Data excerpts
>> begin

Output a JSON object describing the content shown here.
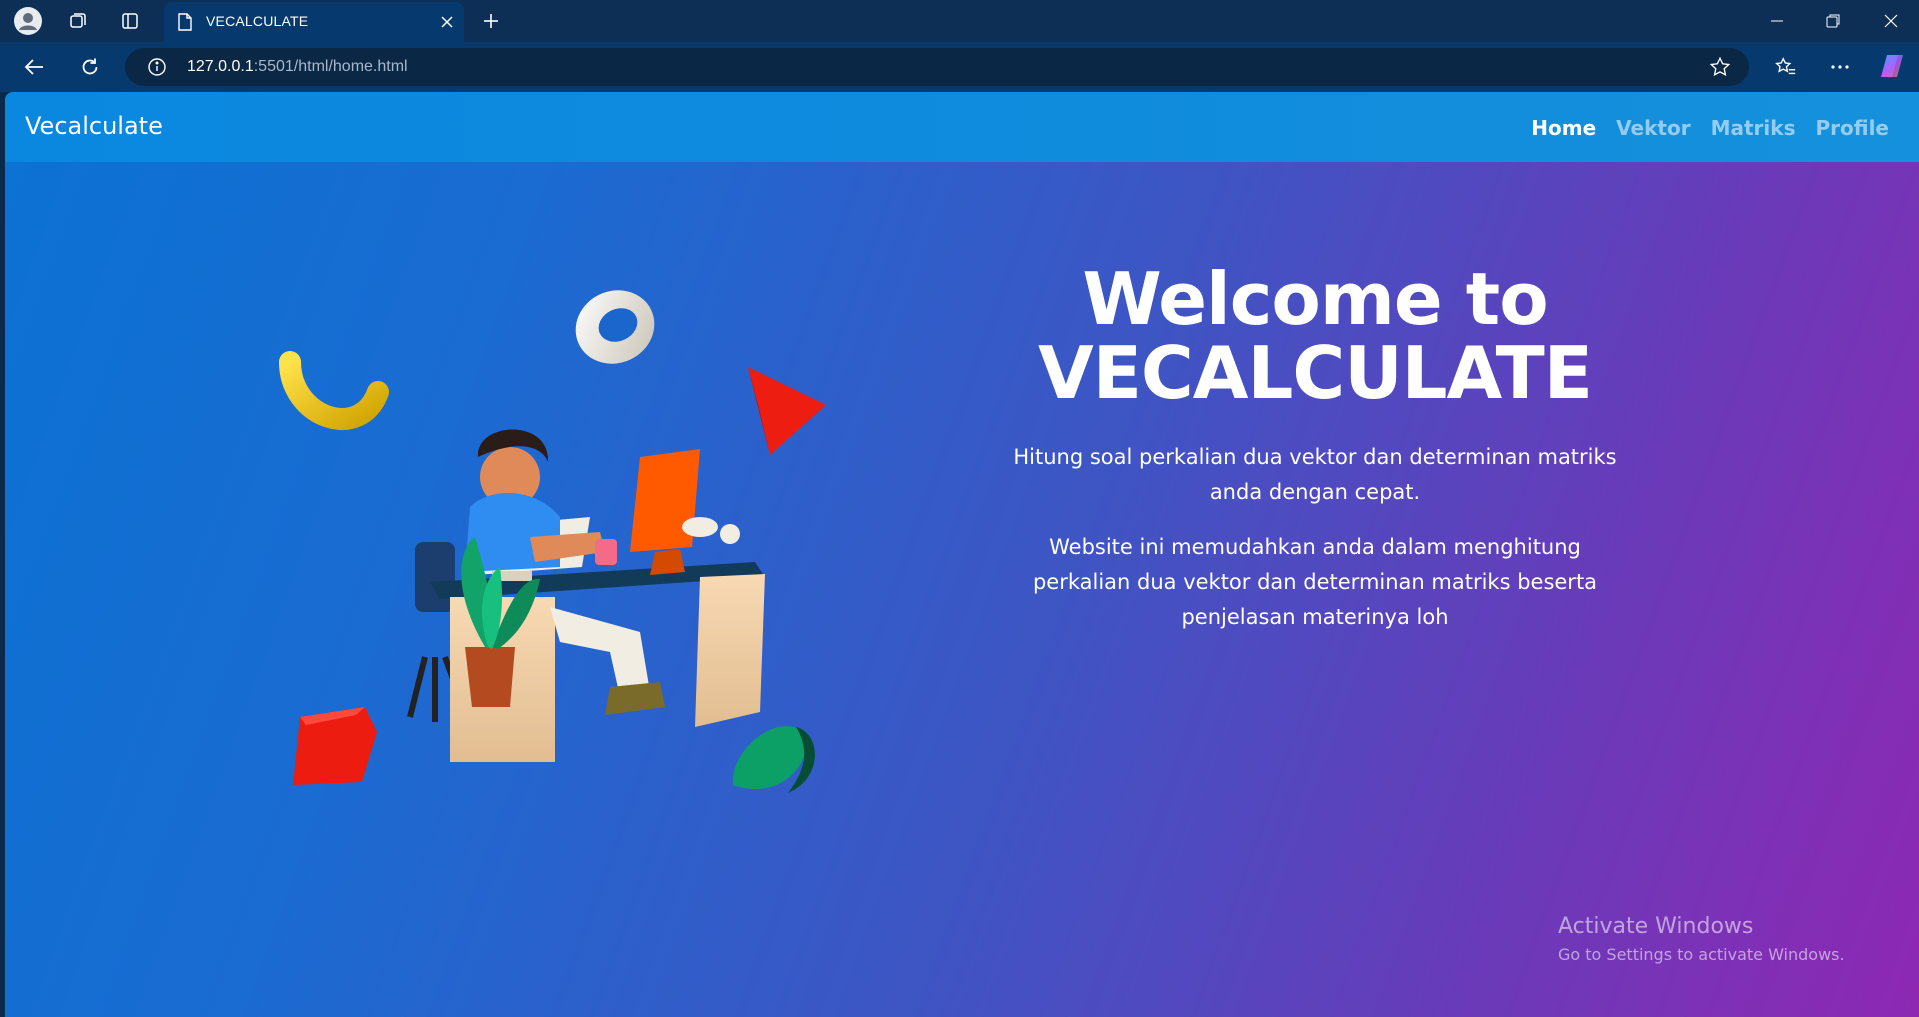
{
  "browser": {
    "tab_title": "VECALCULATE",
    "url_host": "127.0.0.1",
    "url_rest": ":5501/html/home.html"
  },
  "navbar": {
    "brand": "Vecalculate",
    "links": [
      "Home",
      "Vektor",
      "Matriks",
      "Profile"
    ],
    "active": "Home"
  },
  "hero": {
    "title_line1": "Welcome to",
    "title_line2": "VECALCULATE",
    "subtitle": "Hitung soal perkalian dua vektor dan determinan matriks anda dengan cepat.",
    "description": "Website ini memudahkan anda dalam menghitung perkalian dua vektor dan determinan matriks beserta penjelasan materinya loh"
  },
  "watermark": {
    "title": "Activate Windows",
    "subtitle": "Go to Settings to activate Windows."
  },
  "icons": [
    "profile-icon",
    "workspaces-icon",
    "tab-actions-icon",
    "page-icon",
    "close-icon",
    "new-tab-icon",
    "minimize-icon",
    "restore-icon",
    "window-close-icon",
    "back-icon",
    "refresh-icon",
    "info-icon",
    "star-icon",
    "favorites-icon",
    "more-icon",
    "copilot-icon"
  ],
  "colors": {
    "navbar": "#0a87df",
    "gradient_start": "#0b72d3",
    "gradient_end": "#8e28b3"
  }
}
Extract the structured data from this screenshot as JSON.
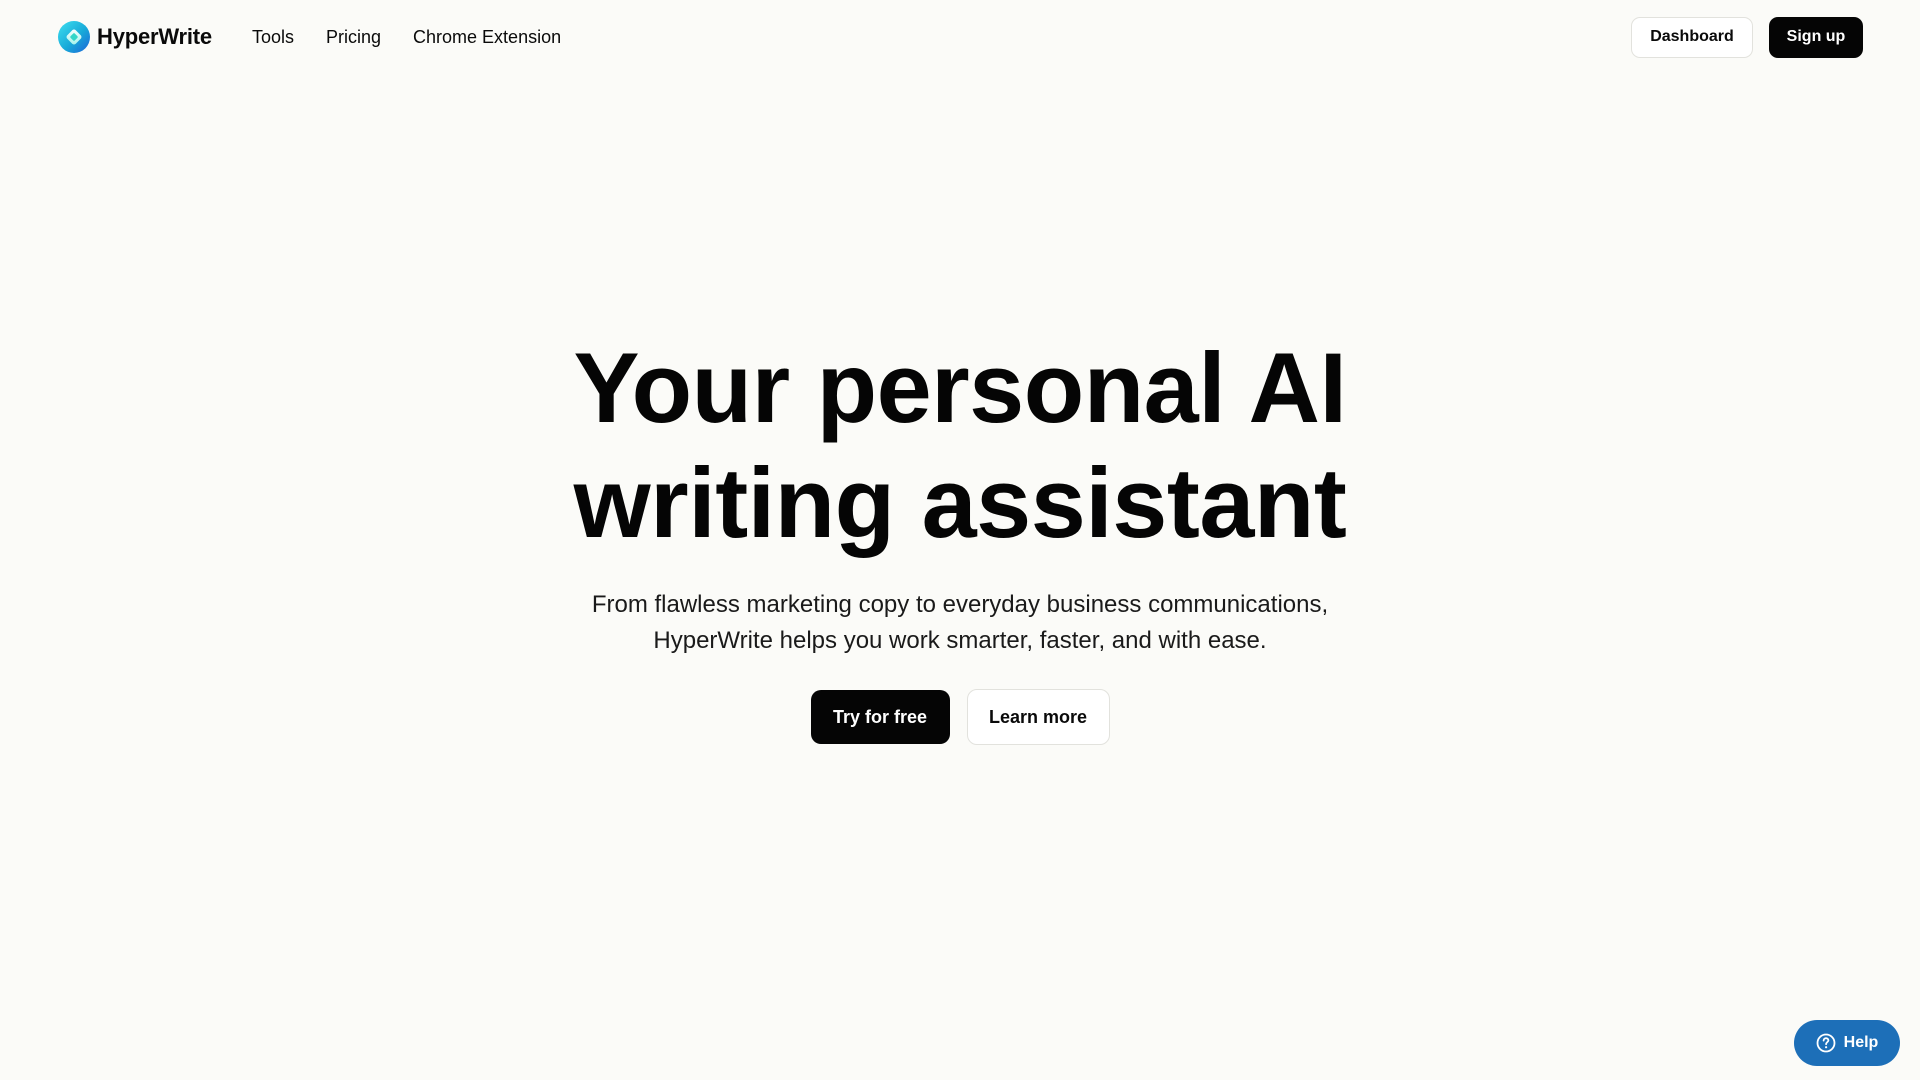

>> end

Your goal.
Retype all entries exactly as they appear, dropping the images.

Result of the task.
Output a JSON object describing the content shown here.
{
  "browser": {
    "tab_title": "VECALCULATE",
    "url_host": "127.0.0.1",
    "url_rest": ":5501/html/home.html"
  },
  "navbar": {
    "brand": "Vecalculate",
    "links": [
      "Home",
      "Vektor",
      "Matriks",
      "Profile"
    ],
    "active": "Home"
  },
  "hero": {
    "title_line1": "Welcome to",
    "title_line2": "VECALCULATE",
    "subtitle": "Hitung soal perkalian dua vektor dan determinan matriks anda dengan cepat.",
    "description": "Website ini memudahkan anda dalam menghitung perkalian dua vektor dan determinan matriks beserta penjelasan materinya loh"
  },
  "watermark": {
    "title": "Activate Windows",
    "subtitle": "Go to Settings to activate Windows."
  },
  "icons": [
    "profile-icon",
    "workspaces-icon",
    "tab-actions-icon",
    "page-icon",
    "close-icon",
    "new-tab-icon",
    "minimize-icon",
    "restore-icon",
    "window-close-icon",
    "back-icon",
    "refresh-icon",
    "info-icon",
    "star-icon",
    "favorites-icon",
    "more-icon",
    "copilot-icon"
  ],
  "colors": {
    "navbar": "#0a87df",
    "gradient_start": "#0b72d3",
    "gradient_end": "#8e28b3"
  }
}
Extract the structured data from this screenshot as JSON.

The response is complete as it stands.